● **Dataset items**
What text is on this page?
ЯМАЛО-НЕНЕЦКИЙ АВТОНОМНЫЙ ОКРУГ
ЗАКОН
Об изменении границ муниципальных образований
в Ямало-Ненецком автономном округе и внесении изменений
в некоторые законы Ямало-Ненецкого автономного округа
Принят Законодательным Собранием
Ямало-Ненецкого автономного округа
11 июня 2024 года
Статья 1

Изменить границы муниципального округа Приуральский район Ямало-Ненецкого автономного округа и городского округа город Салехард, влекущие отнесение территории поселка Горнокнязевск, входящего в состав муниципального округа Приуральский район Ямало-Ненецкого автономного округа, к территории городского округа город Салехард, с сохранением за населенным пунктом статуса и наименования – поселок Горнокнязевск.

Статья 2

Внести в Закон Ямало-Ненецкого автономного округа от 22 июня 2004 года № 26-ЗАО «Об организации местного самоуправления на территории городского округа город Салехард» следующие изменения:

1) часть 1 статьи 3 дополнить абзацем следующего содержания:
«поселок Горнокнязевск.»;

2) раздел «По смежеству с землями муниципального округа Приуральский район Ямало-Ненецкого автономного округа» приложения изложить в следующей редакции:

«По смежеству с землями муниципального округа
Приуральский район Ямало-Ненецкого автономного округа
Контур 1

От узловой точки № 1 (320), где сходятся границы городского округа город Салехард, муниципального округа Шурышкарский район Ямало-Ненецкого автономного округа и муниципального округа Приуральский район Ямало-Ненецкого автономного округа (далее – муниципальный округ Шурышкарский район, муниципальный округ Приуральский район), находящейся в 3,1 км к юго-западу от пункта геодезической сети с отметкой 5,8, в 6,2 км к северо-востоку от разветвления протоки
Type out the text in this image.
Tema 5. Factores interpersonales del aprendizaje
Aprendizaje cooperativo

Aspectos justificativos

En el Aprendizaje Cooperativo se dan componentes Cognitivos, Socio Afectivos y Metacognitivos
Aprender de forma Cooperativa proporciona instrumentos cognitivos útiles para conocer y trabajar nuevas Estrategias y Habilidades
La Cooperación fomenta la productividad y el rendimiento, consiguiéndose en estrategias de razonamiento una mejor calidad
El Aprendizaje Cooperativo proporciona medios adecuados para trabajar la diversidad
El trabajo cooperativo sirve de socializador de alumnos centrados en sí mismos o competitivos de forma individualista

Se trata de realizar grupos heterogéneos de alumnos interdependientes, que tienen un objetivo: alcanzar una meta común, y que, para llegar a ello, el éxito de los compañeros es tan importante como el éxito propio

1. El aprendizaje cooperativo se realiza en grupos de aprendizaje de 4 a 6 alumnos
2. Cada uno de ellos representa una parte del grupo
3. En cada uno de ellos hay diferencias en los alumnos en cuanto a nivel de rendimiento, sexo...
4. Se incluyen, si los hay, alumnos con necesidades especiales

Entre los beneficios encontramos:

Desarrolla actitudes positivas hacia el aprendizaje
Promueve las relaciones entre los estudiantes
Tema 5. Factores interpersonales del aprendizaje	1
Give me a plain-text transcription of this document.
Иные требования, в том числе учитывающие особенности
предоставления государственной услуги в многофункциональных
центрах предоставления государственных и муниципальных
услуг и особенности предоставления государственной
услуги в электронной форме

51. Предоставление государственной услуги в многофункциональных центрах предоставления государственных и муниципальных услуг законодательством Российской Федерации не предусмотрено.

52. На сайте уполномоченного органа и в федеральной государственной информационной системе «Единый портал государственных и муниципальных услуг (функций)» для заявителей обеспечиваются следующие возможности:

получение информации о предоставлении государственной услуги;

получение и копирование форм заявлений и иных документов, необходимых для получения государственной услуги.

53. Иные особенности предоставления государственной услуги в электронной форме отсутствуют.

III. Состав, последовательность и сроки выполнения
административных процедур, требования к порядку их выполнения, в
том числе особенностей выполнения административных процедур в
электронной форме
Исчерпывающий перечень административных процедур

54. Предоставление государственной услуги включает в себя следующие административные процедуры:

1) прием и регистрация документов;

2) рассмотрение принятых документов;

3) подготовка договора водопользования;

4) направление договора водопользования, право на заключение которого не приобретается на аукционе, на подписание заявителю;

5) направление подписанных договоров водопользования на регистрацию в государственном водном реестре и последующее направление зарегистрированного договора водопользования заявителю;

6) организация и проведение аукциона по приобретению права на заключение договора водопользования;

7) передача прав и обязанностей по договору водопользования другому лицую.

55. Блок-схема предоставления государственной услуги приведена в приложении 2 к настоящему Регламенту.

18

● **WHAT IS REQUIRED**
Go through the records above and copy every line with the word "заключение".

● **RESPONSE FOR THIS EXERCISE**
4) направление договора водопользования, право на заключение которого не приобретается на аукционе, на подписание заявителю;
6) организация и проведение аукциона по приобретению права на заключение договора водопользования;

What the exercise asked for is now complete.